§ **EXERCISE GOAL**: Please copy the listing below unchanged, starting at its first line and ending with the line that contains "Text: Aprimo: Aprimo xyxy=(887,369,941,382)", including both.

Source data:

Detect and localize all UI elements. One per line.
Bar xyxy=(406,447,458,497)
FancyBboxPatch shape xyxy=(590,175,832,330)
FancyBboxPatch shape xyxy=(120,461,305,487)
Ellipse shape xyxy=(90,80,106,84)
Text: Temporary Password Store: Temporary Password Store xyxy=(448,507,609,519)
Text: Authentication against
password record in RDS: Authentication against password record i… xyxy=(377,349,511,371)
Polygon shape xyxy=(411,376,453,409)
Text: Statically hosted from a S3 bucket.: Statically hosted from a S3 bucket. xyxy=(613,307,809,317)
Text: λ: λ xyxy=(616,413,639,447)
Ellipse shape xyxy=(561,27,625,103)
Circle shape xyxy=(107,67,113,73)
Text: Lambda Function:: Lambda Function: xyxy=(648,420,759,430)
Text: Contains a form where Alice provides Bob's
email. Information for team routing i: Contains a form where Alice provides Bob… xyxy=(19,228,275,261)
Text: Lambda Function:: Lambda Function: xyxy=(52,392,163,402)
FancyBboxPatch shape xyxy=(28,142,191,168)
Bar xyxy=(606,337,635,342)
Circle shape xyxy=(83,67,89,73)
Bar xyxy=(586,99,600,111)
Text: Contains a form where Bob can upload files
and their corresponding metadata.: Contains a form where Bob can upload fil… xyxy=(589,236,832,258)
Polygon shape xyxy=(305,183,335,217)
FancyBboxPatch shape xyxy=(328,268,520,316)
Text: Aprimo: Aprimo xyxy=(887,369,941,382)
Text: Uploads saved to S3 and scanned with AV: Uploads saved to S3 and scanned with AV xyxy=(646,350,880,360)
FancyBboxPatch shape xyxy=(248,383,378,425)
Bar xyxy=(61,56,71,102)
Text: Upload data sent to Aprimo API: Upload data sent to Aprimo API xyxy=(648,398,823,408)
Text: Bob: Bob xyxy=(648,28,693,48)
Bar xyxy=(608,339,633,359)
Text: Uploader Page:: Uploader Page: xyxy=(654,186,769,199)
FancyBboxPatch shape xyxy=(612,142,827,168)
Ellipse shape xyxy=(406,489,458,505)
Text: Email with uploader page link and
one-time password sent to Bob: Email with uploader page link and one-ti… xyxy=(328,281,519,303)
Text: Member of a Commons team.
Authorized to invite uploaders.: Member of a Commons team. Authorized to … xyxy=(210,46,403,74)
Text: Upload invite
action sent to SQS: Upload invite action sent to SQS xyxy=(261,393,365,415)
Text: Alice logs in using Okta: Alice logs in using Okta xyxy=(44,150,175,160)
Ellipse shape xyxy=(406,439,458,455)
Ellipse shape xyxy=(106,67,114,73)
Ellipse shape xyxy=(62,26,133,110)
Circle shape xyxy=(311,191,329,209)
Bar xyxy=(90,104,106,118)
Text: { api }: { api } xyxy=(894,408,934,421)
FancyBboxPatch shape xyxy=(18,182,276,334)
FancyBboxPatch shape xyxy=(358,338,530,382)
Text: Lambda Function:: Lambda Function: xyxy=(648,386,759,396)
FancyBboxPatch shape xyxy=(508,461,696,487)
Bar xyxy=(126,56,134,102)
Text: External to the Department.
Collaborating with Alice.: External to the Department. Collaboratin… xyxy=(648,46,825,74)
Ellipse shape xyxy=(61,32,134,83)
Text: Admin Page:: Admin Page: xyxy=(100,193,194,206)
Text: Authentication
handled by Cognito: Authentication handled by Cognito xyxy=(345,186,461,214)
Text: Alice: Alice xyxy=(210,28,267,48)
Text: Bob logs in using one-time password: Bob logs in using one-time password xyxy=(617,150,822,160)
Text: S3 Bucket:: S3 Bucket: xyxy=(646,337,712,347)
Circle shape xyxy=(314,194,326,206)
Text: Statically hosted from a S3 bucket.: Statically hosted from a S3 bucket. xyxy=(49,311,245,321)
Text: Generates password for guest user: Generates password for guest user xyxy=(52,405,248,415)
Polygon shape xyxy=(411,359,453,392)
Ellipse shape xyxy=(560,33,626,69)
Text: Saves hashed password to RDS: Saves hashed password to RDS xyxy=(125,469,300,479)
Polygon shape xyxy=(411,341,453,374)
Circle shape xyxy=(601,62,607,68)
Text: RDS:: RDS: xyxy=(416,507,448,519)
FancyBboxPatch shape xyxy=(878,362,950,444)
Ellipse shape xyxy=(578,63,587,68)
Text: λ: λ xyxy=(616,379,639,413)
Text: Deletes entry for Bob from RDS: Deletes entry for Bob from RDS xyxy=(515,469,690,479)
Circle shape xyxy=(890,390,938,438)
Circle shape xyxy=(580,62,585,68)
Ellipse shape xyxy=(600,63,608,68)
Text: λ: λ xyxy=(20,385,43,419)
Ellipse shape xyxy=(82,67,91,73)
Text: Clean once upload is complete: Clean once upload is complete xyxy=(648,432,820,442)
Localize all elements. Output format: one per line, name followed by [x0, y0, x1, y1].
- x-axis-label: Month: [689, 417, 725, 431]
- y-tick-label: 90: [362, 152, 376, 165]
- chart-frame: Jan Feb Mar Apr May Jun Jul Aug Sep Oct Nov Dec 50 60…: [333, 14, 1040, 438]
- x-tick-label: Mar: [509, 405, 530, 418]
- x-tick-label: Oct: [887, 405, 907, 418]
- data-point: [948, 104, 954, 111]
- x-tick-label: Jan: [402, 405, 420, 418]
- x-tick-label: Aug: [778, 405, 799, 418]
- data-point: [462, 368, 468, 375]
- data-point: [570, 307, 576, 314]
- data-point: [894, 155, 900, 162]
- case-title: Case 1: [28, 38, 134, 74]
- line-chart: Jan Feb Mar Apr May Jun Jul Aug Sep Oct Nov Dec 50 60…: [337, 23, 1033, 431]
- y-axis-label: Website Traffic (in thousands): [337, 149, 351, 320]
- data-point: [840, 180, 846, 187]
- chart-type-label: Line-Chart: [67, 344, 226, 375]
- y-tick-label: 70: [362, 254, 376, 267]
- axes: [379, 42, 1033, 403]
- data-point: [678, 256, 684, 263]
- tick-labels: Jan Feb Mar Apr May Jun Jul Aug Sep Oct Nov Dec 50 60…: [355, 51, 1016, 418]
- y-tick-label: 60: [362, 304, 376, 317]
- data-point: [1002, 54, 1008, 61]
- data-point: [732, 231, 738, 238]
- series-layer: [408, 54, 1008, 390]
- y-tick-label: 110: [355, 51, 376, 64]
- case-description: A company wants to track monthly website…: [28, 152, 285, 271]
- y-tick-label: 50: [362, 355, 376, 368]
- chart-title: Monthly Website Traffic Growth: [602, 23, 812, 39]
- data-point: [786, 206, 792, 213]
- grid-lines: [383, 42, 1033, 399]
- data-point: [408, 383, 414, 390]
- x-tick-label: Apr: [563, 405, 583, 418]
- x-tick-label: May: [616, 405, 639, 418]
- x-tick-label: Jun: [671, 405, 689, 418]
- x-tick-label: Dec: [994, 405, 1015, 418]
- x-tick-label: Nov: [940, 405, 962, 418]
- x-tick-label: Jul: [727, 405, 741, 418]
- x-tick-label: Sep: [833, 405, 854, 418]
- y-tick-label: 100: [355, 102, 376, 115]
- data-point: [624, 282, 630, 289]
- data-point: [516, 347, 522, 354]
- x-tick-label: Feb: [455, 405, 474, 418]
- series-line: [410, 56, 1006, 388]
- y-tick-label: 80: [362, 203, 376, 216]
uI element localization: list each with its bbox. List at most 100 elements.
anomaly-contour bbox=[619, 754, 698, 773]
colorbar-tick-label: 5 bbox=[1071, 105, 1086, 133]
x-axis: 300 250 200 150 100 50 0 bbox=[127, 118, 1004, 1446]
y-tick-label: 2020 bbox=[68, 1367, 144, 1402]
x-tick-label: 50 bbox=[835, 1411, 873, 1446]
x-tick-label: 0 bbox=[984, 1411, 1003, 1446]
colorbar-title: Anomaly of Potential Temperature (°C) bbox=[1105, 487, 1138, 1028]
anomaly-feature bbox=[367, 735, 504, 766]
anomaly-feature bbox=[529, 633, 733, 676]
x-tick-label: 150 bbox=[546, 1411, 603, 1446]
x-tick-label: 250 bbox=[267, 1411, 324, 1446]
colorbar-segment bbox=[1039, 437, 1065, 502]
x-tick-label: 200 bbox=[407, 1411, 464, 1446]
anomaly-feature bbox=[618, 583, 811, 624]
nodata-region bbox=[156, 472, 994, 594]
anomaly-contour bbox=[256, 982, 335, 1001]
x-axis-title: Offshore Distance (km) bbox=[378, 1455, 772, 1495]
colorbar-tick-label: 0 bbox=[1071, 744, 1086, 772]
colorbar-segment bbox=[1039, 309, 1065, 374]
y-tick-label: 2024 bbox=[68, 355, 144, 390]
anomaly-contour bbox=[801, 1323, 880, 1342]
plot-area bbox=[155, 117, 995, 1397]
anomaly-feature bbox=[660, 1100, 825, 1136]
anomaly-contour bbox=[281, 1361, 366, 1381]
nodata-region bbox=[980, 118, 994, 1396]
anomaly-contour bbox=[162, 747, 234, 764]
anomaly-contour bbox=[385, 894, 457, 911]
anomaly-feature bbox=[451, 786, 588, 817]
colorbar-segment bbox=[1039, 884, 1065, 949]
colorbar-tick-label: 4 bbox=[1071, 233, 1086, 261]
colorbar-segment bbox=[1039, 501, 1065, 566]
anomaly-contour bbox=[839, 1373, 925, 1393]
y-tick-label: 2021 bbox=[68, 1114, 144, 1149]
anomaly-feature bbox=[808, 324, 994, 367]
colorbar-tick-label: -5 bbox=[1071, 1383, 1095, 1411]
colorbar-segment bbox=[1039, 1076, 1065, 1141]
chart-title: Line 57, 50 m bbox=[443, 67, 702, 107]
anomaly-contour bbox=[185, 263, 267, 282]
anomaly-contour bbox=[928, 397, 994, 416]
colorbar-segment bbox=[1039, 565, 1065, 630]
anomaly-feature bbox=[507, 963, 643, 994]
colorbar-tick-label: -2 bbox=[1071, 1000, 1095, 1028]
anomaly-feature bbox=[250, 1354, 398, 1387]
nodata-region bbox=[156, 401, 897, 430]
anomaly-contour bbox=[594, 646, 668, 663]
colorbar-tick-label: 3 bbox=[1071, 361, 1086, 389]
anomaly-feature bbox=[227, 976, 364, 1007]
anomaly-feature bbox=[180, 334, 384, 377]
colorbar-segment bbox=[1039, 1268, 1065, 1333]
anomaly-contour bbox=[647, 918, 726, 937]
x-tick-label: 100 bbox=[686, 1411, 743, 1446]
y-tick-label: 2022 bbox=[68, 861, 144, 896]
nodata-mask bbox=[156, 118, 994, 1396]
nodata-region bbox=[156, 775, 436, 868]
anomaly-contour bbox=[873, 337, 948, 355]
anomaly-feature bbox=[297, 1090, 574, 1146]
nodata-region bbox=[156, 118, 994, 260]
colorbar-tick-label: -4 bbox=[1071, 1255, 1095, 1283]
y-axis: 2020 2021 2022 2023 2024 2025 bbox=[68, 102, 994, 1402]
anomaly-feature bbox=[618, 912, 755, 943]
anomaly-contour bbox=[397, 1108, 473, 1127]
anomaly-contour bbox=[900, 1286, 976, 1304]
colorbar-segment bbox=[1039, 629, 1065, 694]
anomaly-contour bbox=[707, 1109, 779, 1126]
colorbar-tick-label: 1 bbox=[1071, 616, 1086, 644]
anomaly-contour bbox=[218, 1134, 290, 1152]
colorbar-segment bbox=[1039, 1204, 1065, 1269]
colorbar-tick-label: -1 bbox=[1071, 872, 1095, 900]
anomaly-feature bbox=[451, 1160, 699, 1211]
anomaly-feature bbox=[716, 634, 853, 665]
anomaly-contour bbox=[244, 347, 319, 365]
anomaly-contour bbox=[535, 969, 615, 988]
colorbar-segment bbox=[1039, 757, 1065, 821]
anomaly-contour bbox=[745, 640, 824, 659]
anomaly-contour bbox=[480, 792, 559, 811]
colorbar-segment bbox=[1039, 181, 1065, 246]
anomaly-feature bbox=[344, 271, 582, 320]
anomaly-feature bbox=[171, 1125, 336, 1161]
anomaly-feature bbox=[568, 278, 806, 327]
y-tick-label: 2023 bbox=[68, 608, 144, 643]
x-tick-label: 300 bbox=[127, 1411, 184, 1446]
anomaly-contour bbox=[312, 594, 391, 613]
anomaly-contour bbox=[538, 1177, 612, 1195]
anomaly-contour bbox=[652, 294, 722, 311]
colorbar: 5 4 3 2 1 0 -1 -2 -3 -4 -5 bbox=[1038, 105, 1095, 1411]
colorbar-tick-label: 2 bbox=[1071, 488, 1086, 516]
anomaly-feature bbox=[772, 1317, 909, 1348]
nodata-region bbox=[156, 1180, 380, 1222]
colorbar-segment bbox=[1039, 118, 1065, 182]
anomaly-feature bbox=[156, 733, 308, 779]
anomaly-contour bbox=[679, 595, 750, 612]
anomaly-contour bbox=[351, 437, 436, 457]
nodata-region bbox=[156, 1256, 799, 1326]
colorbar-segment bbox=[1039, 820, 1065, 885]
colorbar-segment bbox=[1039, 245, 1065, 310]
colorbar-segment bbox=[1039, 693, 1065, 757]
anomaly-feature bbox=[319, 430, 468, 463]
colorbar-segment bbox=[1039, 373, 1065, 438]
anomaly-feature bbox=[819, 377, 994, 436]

§ **RESPONSE BELOW**:
Detect and localize all UI elements. One per line.
Bar xyxy=(406,447,458,497)
FancyBboxPatch shape xyxy=(590,175,832,330)
FancyBboxPatch shape xyxy=(120,461,305,487)
Ellipse shape xyxy=(90,80,106,84)
Text: Temporary Password Store: Temporary Password Store xyxy=(448,507,609,519)
Text: Authentication against
password record in RDS: Authentication against password record i… xyxy=(377,349,511,371)
Polygon shape xyxy=(411,376,453,409)
Text: Statically hosted from a S3 bucket.: Statically hosted from a S3 bucket. xyxy=(613,307,809,317)
Text: λ: λ xyxy=(616,413,639,447)
Ellipse shape xyxy=(561,27,625,103)
Circle shape xyxy=(107,67,113,73)
Text: Lambda Function:: Lambda Function: xyxy=(648,420,759,430)
Text: Contains a form where Alice provides Bob's
email. Information for team routing i: Contains a form where Alice provides Bob… xyxy=(19,228,275,261)
Text: Lambda Function:: Lambda Function: xyxy=(52,392,163,402)
FancyBboxPatch shape xyxy=(28,142,191,168)
Bar xyxy=(606,337,635,342)
Circle shape xyxy=(83,67,89,73)
Bar xyxy=(586,99,600,111)
Text: Contains a form where Bob can upload files
and their corresponding metadata.: Contains a form where Bob can upload fil… xyxy=(589,236,832,258)
Polygon shape xyxy=(305,183,335,217)
FancyBboxPatch shape xyxy=(328,268,520,316)
Text: Aprimo: Aprimo xyxy=(887,369,941,382)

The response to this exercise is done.